▶ **WRITTEN TASK**
Each line should be copied exactly.
+===+
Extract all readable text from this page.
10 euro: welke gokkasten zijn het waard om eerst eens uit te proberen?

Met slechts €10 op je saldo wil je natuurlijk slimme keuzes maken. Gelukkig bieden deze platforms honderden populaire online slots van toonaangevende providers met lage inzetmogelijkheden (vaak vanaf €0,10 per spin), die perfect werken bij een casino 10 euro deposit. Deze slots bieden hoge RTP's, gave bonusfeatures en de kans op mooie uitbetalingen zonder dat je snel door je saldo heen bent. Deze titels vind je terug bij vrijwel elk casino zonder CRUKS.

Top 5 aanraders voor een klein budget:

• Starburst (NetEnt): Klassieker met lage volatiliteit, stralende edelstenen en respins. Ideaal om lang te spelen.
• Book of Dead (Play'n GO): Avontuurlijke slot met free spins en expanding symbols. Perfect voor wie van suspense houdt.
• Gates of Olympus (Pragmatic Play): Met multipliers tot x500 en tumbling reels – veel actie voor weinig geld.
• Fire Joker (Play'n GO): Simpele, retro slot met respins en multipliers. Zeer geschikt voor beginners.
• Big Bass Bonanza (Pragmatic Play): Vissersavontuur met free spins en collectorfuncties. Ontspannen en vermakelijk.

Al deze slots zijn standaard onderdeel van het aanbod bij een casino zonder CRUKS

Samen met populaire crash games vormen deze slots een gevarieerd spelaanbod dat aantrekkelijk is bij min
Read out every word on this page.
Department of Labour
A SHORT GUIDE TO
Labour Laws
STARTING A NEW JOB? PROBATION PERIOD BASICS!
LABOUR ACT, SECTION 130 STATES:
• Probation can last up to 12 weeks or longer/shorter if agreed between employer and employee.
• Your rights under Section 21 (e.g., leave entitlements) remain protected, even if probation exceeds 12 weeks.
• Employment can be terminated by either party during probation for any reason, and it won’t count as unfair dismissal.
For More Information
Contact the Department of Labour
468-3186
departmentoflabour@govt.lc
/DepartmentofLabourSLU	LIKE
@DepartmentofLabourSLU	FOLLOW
+===+
▶ **RESULT BELOW**
Extract all readable text from this page.
10 euro: welke gokkasten zijn het waard om eerst eens uit te proberen?

Met slechts €10 op je saldo wil je natuurlijk slimme keuzes maken. Gelukkig bieden deze platforms honderden populaire online slots van toonaangevende providers met lage inzetmogelijkheden (vaak vanaf €0,10 per spin), die perfect werken bij een casino 10 euro deposit. Deze slots bieden hoge RTP's, gave bonusfeatures en de kans op mooie uitbetalingen zonder dat je snel door je saldo heen bent. Deze titels vind je terug bij vrijwel elk casino zonder CRUKS.

Top 5 aanraders voor een klein budget:

• Starburst (NetEnt): Klassieker met lage volatiliteit, stralende edelstenen en respins. Ideaal om lang te spelen.
• Book of Dead (Play'n GO): Avontuurlijke slot met free spins en expanding symbols. Perfect voor wie van suspense houdt.
• Gates of Olympus (Pragmatic Play): Met multipliers tot x500 en tumbling reels – veel actie voor weinig geld.
• Fire Joker (Play'n GO): Simpele, retro slot met respins en multipliers. Zeer geschikt voor beginners.
• Big Bass Bonanza (Pragmatic Play): Vissersavontuur met free spins en collectorfuncties. Ontspannen en vermakelijk.

Al deze slots zijn standaard onderdeel van het aanbod bij een casino zonder CRUKS

Samen met populaire crash games vormen deze slots een gevarieerd spelaanbod dat aantrekkelijk is bij min
Read out every word on this page.
Department of Labour
A SHORT GUIDE TO
Labour Laws
STARTING A NEW JOB? PROBATION PERIOD BASICS!
LABOUR ACT, SECTION 130 STATES:
• Probation can last up to 12 weeks or longer/shorter if agreed between employer and employee.
• Your rights under Section 21 (e.g., leave entitlements) remain protected, even if probation exceeds 12 weeks.
• Employment can be terminated by either party during probation for any reason, and it won’t count as unfair dismissal.
For More Information
Contact the Department of Labour
468-3186
departmentoflabour@govt.lc
/DepartmentofLabourSLU	LIKE
@DepartmentofLabourSLU	FOLLOW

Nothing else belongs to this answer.